TASK GOAL |
Every entry below should be transcribed exactly; pictures stay out of the copy.

LISTED RECORDS |
◆ ◆ ◆ ◆
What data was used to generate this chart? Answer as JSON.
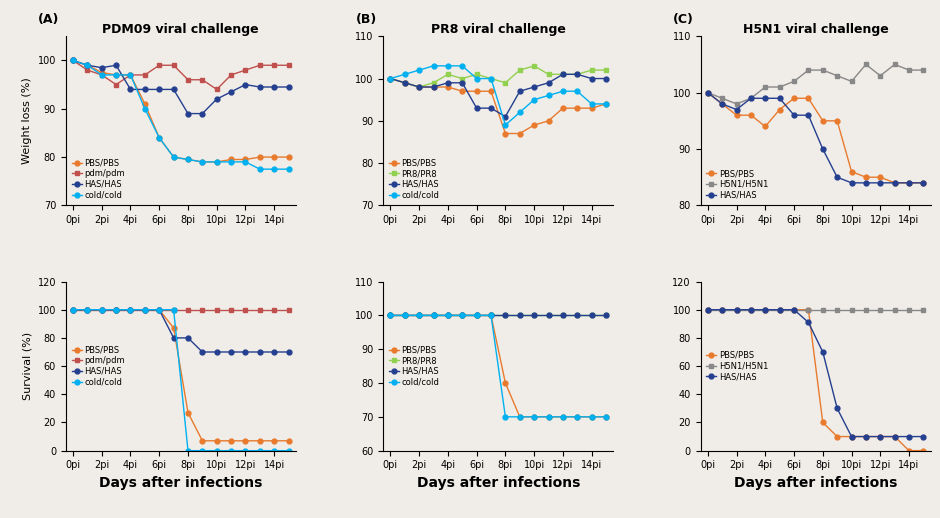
{
  "days": [
    0,
    1,
    2,
    3,
    4,
    5,
    6,
    7,
    8,
    9,
    10,
    11,
    12,
    13,
    14,
    15
  ],
  "days_labels": [
    "0pi",
    "2pi",
    "4pi",
    "6pi",
    "8pi",
    "10pi",
    "12pi",
    "14pi"
  ],
  "days_ticks": [
    0,
    2,
    4,
    6,
    8,
    10,
    12,
    14
  ],
  "A_weight": {
    "PBS/PBS": [
      100,
      99,
      97.5,
      97,
      97,
      91,
      84,
      80,
      79.5,
      79,
      79,
      79.5,
      79.5,
      80,
      80,
      80
    ],
    "pdm/pdm": [
      100,
      98,
      97,
      95,
      97,
      97,
      99,
      99,
      96,
      96,
      94,
      97,
      98,
      99,
      99,
      99
    ],
    "HAS/HAS": [
      100,
      99,
      98.5,
      99,
      94,
      94,
      94,
      94,
      89,
      89,
      92,
      93.5,
      95,
      94.5,
      94.5,
      94.5
    ],
    "cold/cold": [
      100,
      99,
      97,
      97,
      97,
      90,
      84,
      80,
      79.5,
      79,
      79,
      79,
      79,
      77.5,
      77.5,
      77.5
    ]
  },
  "A_survival": {
    "PBS/PBS": [
      100,
      100,
      100,
      100,
      100,
      100,
      100,
      87,
      27,
      7,
      7,
      7,
      7,
      7,
      7,
      7
    ],
    "pdm/pdm": [
      100,
      100,
      100,
      100,
      100,
      100,
      100,
      100,
      100,
      100,
      100,
      100,
      100,
      100,
      100,
      100
    ],
    "HAS/HAS": [
      100,
      100,
      100,
      100,
      100,
      100,
      100,
      80,
      80,
      70,
      70,
      70,
      70,
      70,
      70,
      70
    ],
    "cold/cold": [
      100,
      100,
      100,
      100,
      100,
      100,
      100,
      100,
      0,
      0,
      0,
      0,
      0,
      0,
      0,
      0
    ]
  },
  "B_weight": {
    "PBS/PBS": [
      100,
      99,
      98,
      98,
      98,
      97,
      97,
      97,
      87,
      87,
      89,
      90,
      93,
      93,
      93,
      94
    ],
    "PR8/PR8": [
      100,
      99,
      98,
      99,
      101,
      100,
      101,
      100,
      99,
      102,
      103,
      101,
      101,
      101,
      102,
      102
    ],
    "HAS/HAS": [
      100,
      99,
      98,
      98,
      99,
      99,
      93,
      93,
      91,
      97,
      98,
      99,
      101,
      101,
      100,
      100
    ],
    "cold/cold": [
      100,
      101,
      102,
      103,
      103,
      103,
      100,
      100,
      89,
      92,
      95,
      96,
      97,
      97,
      94,
      94
    ]
  },
  "B_survival": {
    "PBS/PBS": [
      100,
      100,
      100,
      100,
      100,
      100,
      100,
      100,
      80,
      70,
      70,
      70,
      70,
      70,
      70,
      70
    ],
    "PR8/PR8": [
      100,
      100,
      100,
      100,
      100,
      100,
      100,
      100,
      100,
      100,
      100,
      100,
      100,
      100,
      100,
      100
    ],
    "HAS/HAS": [
      100,
      100,
      100,
      100,
      100,
      100,
      100,
      100,
      100,
      100,
      100,
      100,
      100,
      100,
      100,
      100
    ],
    "cold/cold": [
      100,
      100,
      100,
      100,
      100,
      100,
      100,
      100,
      70,
      70,
      70,
      70,
      70,
      70,
      70,
      70
    ]
  },
  "C_weight": {
    "PBS/PBS": [
      100,
      98,
      96,
      96,
      94,
      97,
      99,
      99,
      95,
      95,
      86,
      85,
      85,
      84,
      84,
      84
    ],
    "H5N1/H5N1": [
      100,
      99,
      98,
      99,
      101,
      101,
      102,
      104,
      104,
      103,
      102,
      105,
      103,
      105,
      104,
      104
    ],
    "HAS/HAS": [
      100,
      98,
      97,
      99,
      99,
      99,
      96,
      96,
      90,
      85,
      84,
      84,
      84,
      84,
      84,
      84
    ]
  },
  "C_survival": {
    "PBS/PBS": [
      100,
      100,
      100,
      100,
      100,
      100,
      100,
      100,
      20,
      10,
      10,
      10,
      10,
      10,
      0,
      0
    ],
    "H5N1/H5N1": [
      100,
      100,
      100,
      100,
      100,
      100,
      100,
      100,
      100,
      100,
      100,
      100,
      100,
      100,
      100,
      100
    ],
    "HAS/HAS": [
      100,
      100,
      100,
      100,
      100,
      100,
      100,
      91,
      70,
      30,
      10,
      10,
      10,
      10,
      10,
      10
    ]
  },
  "colors_A": {
    "PBS/PBS": "#E87A2E",
    "pdm/pdm": "#C0504D",
    "HAS/HAS": "#243F8F",
    "cold/cold": "#00B0F0"
  },
  "colors_B": {
    "PBS/PBS": "#E87A2E",
    "PR8/PR8": "#92D050",
    "HAS/HAS": "#243F8F",
    "cold/cold": "#00B0F0"
  },
  "colors_C": {
    "PBS/PBS": "#E87A2E",
    "H5N1/H5N1": "#888888",
    "HAS/HAS": "#243F8F"
  },
  "title_A": "PDM09 viral challenge",
  "title_B": "PR8 viral challenge",
  "title_C": "H5N1 viral challenge",
  "xlabel": "Days after infections",
  "ylabel_weight": "Weight loss (%)",
  "ylabel_survival": "Survival (%)",
  "bg_color": "#f0ede8"
}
◆ ◆ ◆ ◆
RESULT OF THIS TASK |
What data was used to generate this chart? Answer as JSON.
{
  "days": [
    0,
    1,
    2,
    3,
    4,
    5,
    6,
    7,
    8,
    9,
    10,
    11,
    12,
    13,
    14,
    15
  ],
  "days_labels": [
    "0pi",
    "2pi",
    "4pi",
    "6pi",
    "8pi",
    "10pi",
    "12pi",
    "14pi"
  ],
  "days_ticks": [
    0,
    2,
    4,
    6,
    8,
    10,
    12,
    14
  ],
  "A_weight": {
    "PBS/PBS": [
      100,
      99,
      97.5,
      97,
      97,
      91,
      84,
      80,
      79.5,
      79,
      79,
      79.5,
      79.5,
      80,
      80,
      80
    ],
    "pdm/pdm": [
      100,
      98,
      97,
      95,
      97,
      97,
      99,
      99,
      96,
      96,
      94,
      97,
      98,
      99,
      99,
      99
    ],
    "HAS/HAS": [
      100,
      99,
      98.5,
      99,
      94,
      94,
      94,
      94,
      89,
      89,
      92,
      93.5,
      95,
      94.5,
      94.5,
      94.5
    ],
    "cold/cold": [
      100,
      99,
      97,
      97,
      97,
      90,
      84,
      80,
      79.5,
      79,
      79,
      79,
      79,
      77.5,
      77.5,
      77.5
    ]
  },
  "A_survival": {
    "PBS/PBS": [
      100,
      100,
      100,
      100,
      100,
      100,
      100,
      87,
      27,
      7,
      7,
      7,
      7,
      7,
      7,
      7
    ],
    "pdm/pdm": [
      100,
      100,
      100,
      100,
      100,
      100,
      100,
      100,
      100,
      100,
      100,
      100,
      100,
      100,
      100,
      100
    ],
    "HAS/HAS": [
      100,
      100,
      100,
      100,
      100,
      100,
      100,
      80,
      80,
      70,
      70,
      70,
      70,
      70,
      70,
      70
    ],
    "cold/cold": [
      100,
      100,
      100,
      100,
      100,
      100,
      100,
      100,
      0,
      0,
      0,
      0,
      0,
      0,
      0,
      0
    ]
  },
  "B_weight": {
    "PBS/PBS": [
      100,
      99,
      98,
      98,
      98,
      97,
      97,
      97,
      87,
      87,
      89,
      90,
      93,
      93,
      93,
      94
    ],
    "PR8/PR8": [
      100,
      99,
      98,
      99,
      101,
      100,
      101,
      100,
      99,
      102,
      103,
      101,
      101,
      101,
      102,
      102
    ],
    "HAS/HAS": [
      100,
      99,
      98,
      98,
      99,
      99,
      93,
      93,
      91,
      97,
      98,
      99,
      101,
      101,
      100,
      100
    ],
    "cold/cold": [
      100,
      101,
      102,
      103,
      103,
      103,
      100,
      100,
      89,
      92,
      95,
      96,
      97,
      97,
      94,
      94
    ]
  },
  "B_survival": {
    "PBS/PBS": [
      100,
      100,
      100,
      100,
      100,
      100,
      100,
      100,
      80,
      70,
      70,
      70,
      70,
      70,
      70,
      70
    ],
    "PR8/PR8": [
      100,
      100,
      100,
      100,
      100,
      100,
      100,
      100,
      100,
      100,
      100,
      100,
      100,
      100,
      100,
      100
    ],
    "HAS/HAS": [
      100,
      100,
      100,
      100,
      100,
      100,
      100,
      100,
      100,
      100,
      100,
      100,
      100,
      100,
      100,
      100
    ],
    "cold/cold": [
      100,
      100,
      100,
      100,
      100,
      100,
      100,
      100,
      70,
      70,
      70,
      70,
      70,
      70,
      70,
      70
    ]
  },
  "C_weight": {
    "PBS/PBS": [
      100,
      98,
      96,
      96,
      94,
      97,
      99,
      99,
      95,
      95,
      86,
      85,
      85,
      84,
      84,
      84
    ],
    "H5N1/H5N1": [
      100,
      99,
      98,
      99,
      101,
      101,
      102,
      104,
      104,
      103,
      102,
      105,
      103,
      105,
      104,
      104
    ],
    "HAS/HAS": [
      100,
      98,
      97,
      99,
      99,
      99,
      96,
      96,
      90,
      85,
      84,
      84,
      84,
      84,
      84,
      84
    ]
  },
  "C_survival": {
    "PBS/PBS": [
      100,
      100,
      100,
      100,
      100,
      100,
      100,
      100,
      20,
      10,
      10,
      10,
      10,
      10,
      0,
      0
    ],
    "H5N1/H5N1": [
      100,
      100,
      100,
      100,
      100,
      100,
      100,
      100,
      100,
      100,
      100,
      100,
      100,
      100,
      100,
      100
    ],
    "HAS/HAS": [
      100,
      100,
      100,
      100,
      100,
      100,
      100,
      91,
      70,
      30,
      10,
      10,
      10,
      10,
      10,
      10
    ]
  },
  "colors_A": {
    "PBS/PBS": "#E87A2E",
    "pdm/pdm": "#C0504D",
    "HAS/HAS": "#243F8F",
    "cold/cold": "#00B0F0"
  },
  "colors_B": {
    "PBS/PBS": "#E87A2E",
    "PR8/PR8": "#92D050",
    "HAS/HAS": "#243F8F",
    "cold/cold": "#00B0F0"
  },
  "colors_C": {
    "PBS/PBS": "#E87A2E",
    "H5N1/H5N1": "#888888",
    "HAS/HAS": "#243F8F"
  },
  "title_A": "PDM09 viral challenge",
  "title_B": "PR8 viral challenge",
  "title_C": "H5N1 viral challenge",
  "xlabel": "Days after infections",
  "ylabel_weight": "Weight loss (%)",
  "ylabel_survival": "Survival (%)",
  "bg_color": "#f0ede8"
}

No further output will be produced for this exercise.